Directions: The records below must be written out exactly, with every picture left behind.

Part of a data file:
════════

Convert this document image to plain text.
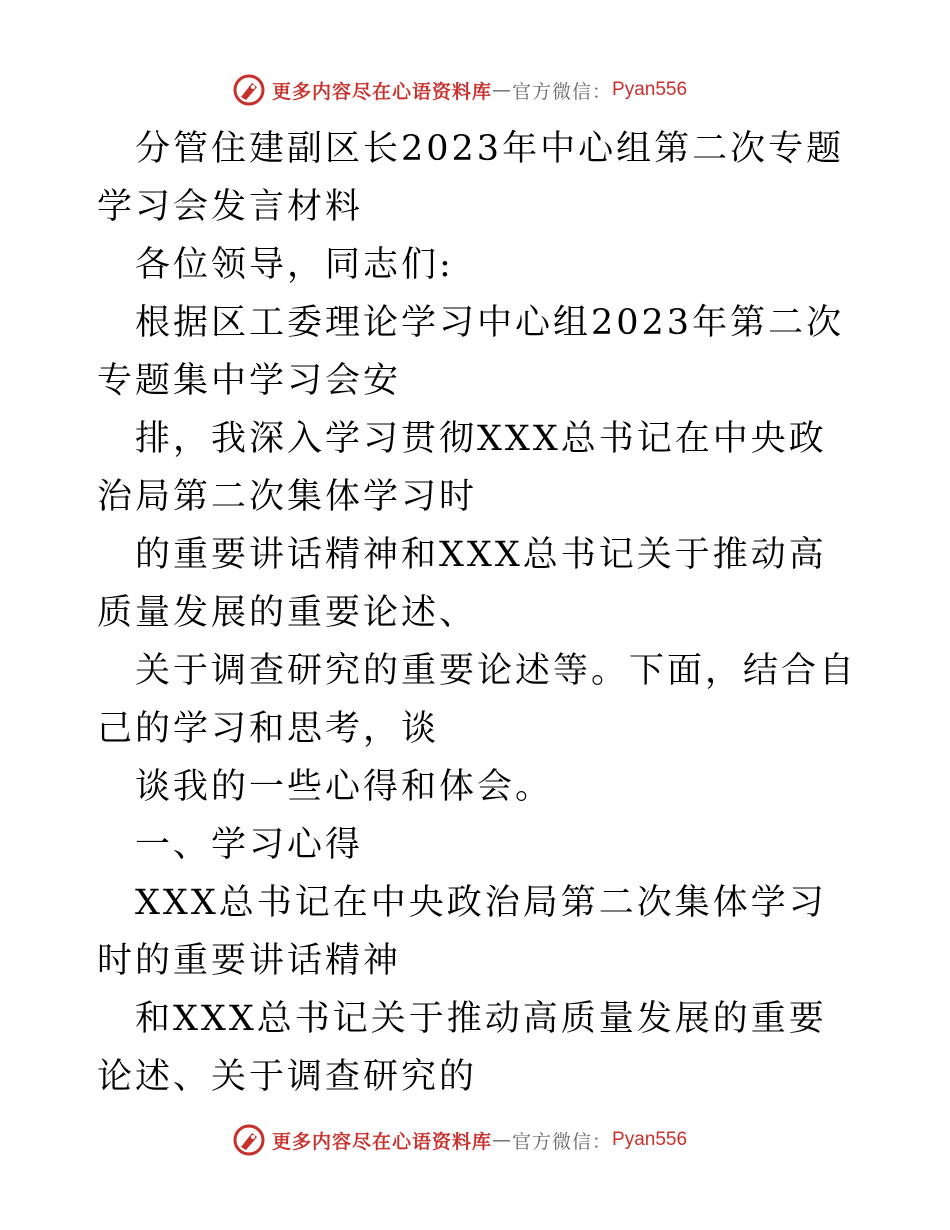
更多内容尽在心语资料库 — 官方微信： Pyan556

分管住建副区长2023年中心组第二次专题学习会发言材料

各位领导，同志们:

根据区工委理论学习中心组2023年第二次专题集中学习会安

排，我深入学习贯彻XXX总书记在中央政治局第二次集体学习时

的重要讲话精神和XXX总书记关于推动高质量发展的重要论述、

关于调查研究的重要论述等。下面，结合自己的学习和思考，谈

谈我的一些心得和体会。

一、学习心得

XXX总书记在中央政治局第二次集体学习时的重要讲话精神

和XXX总书记关于推动高质量发展的重要论述、关于调查研究的

更多内容尽在心语资料库 — 官方微信： Pyan556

════════

Written answer:
Convert this document image to plain text.
更多内容尽在心语资料库 — 官方微信： Pyan556

分管住建副区长2023年中心组第二次专题学习会发言材料

各位领导，同志们:

根据区工委理论学习中心组2023年第二次专题集中学习会安

排，我深入学习贯彻XXX总书记在中央政治局第二次集体学习时

的重要讲话精神和XXX总书记关于推动高质量发展的重要论述、

关于调查研究的重要论述等。下面，结合自己的学习和思考，谈

谈我的一些心得和体会。

一、学习心得

XXX总书记在中央政治局第二次集体学习时的重要讲话精神

和XXX总书记关于推动高质量发展的重要论述、关于调查研究的

更多内容尽在心语资料库 — 官方微信： Pyan556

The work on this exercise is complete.